WORK TO COMPLETE
1: Reproduce word for word the part of the screen time essay between "So the next" and "next to you?", inclusive.
2: In the screen time essay, how many hours a day do American adults spend looking at a screen, according to Nielsen?

Reading about this new industrial revolution, I was struck by how truly different the world is now than it was 50 years ago, or even just 20 years ago, with many thanks to technology. Obviously technology makes life easier in a vast multitude of ways, but I often wonder what life was like without all the innovations we use on a daily basis.

Americans spend over four hours per day on their phones, according to a 2016 emarketer poll. That’s 16 percent of our day spent staring at our phones. For college-age adults, that number is even higher.

And that’s just our phones. Including computers, television and other screen-related outlets, American adults spend more than 11 hours per day staring at a screen, according to market research group Nielsen. That number is up from nine hours in 2014.

Eleven hours each day? That’s almost half of our day spent looking at a screen. If the numbers are continually increasing each year, how much more can they increase? If we spend eight hours a day sleeping, how much more screen time can we pack into a day?

Screens have largely replaced the need for other, older modes of completing everyday tasks that once required human interaction. You can transfer money into and out of the bank through an app, you can purchase and send pre-wrapped packages as presents, you can get food delivered right to your door.

Tasks that once required real, human interaction are seemingly no longer necessary.

The print magazine and newspaper and movie industries are on the way out, thanks to our beloved screens usurping them.

What would life be like if we didn’t spend half of our days on a screen? I can’t even imagine it, to be honest. I sure bet it felt like there was more time in the day, and that life wasn’t so busy.

I know the world is unarguably a better place now than previous years thanks to technological advancements, but I can’t help but think we’re continually inching closer to living like the people in “WALL-E” sometimes.

Nonetheless, this technology is a part of our lives, and will continue to increasingly consume us as more years go by. We can only try to live a little more in the real world and detach just a bit from the screen.

So the next time you’re mindlessly scrolling, just think that you’re spending half of your day on that screen. Why not try looking at your surroundings or talking to the people next to you?

Henry David Thoreau once said, “Men have become the tools of their tools.” We can only hope Thoreau was wrong.

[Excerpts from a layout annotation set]
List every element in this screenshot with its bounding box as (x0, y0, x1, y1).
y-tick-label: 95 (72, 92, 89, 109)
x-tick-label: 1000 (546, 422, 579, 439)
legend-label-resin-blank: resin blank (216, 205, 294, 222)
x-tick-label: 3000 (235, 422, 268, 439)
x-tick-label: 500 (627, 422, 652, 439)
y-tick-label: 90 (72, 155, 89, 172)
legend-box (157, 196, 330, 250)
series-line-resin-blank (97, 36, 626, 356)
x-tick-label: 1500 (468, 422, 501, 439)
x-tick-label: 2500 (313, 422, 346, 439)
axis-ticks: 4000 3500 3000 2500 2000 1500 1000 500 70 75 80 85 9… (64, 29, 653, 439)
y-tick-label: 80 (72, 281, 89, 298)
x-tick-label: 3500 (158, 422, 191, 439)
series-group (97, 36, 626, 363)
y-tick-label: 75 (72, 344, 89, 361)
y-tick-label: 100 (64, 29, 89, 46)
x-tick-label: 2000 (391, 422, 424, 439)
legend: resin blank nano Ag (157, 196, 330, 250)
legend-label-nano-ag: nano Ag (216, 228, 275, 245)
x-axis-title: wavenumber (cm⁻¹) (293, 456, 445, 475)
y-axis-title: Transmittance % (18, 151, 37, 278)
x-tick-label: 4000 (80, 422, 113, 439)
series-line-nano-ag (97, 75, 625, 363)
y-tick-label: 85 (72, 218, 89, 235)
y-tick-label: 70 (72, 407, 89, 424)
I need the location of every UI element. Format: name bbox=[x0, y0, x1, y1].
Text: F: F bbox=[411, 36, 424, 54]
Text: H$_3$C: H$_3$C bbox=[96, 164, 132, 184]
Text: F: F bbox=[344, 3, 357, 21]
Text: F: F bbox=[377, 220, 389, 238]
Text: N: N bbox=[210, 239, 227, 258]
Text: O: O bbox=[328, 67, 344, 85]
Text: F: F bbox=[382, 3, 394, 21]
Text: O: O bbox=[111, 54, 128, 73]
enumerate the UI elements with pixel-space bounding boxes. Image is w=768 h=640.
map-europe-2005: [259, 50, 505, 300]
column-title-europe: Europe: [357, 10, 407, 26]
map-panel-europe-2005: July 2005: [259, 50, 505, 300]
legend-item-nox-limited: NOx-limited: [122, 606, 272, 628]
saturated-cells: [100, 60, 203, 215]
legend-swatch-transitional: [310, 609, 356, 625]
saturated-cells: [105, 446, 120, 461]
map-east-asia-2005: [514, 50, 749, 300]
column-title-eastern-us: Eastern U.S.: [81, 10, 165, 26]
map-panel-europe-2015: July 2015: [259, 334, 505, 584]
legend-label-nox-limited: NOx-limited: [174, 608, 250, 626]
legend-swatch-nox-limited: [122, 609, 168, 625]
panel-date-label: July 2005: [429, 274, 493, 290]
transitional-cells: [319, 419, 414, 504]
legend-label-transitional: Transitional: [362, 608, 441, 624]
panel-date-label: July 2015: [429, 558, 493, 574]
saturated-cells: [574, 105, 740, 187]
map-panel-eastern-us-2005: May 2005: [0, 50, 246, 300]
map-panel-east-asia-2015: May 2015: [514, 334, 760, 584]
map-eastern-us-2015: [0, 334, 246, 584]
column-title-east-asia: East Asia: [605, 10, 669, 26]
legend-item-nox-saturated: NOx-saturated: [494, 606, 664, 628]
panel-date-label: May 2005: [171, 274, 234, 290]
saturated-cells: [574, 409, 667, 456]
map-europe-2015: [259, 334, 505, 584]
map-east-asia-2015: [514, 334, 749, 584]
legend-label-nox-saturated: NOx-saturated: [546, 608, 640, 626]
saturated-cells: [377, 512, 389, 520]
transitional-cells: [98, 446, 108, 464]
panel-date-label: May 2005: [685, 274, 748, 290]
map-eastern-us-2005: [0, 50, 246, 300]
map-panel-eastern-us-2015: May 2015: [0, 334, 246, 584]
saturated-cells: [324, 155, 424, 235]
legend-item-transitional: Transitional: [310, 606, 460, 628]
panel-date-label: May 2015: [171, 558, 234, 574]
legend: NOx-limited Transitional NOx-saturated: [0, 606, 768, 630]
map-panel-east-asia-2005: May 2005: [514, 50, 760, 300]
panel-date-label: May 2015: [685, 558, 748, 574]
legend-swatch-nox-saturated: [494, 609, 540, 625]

RESPONSES BY TASK
1:
So the next time you’re mindlessly scrolling, just think that you’re spending half of your day on that screen. Why not try looking at your surroundings or talking to the people next to you?

2: More than 11 hours per day.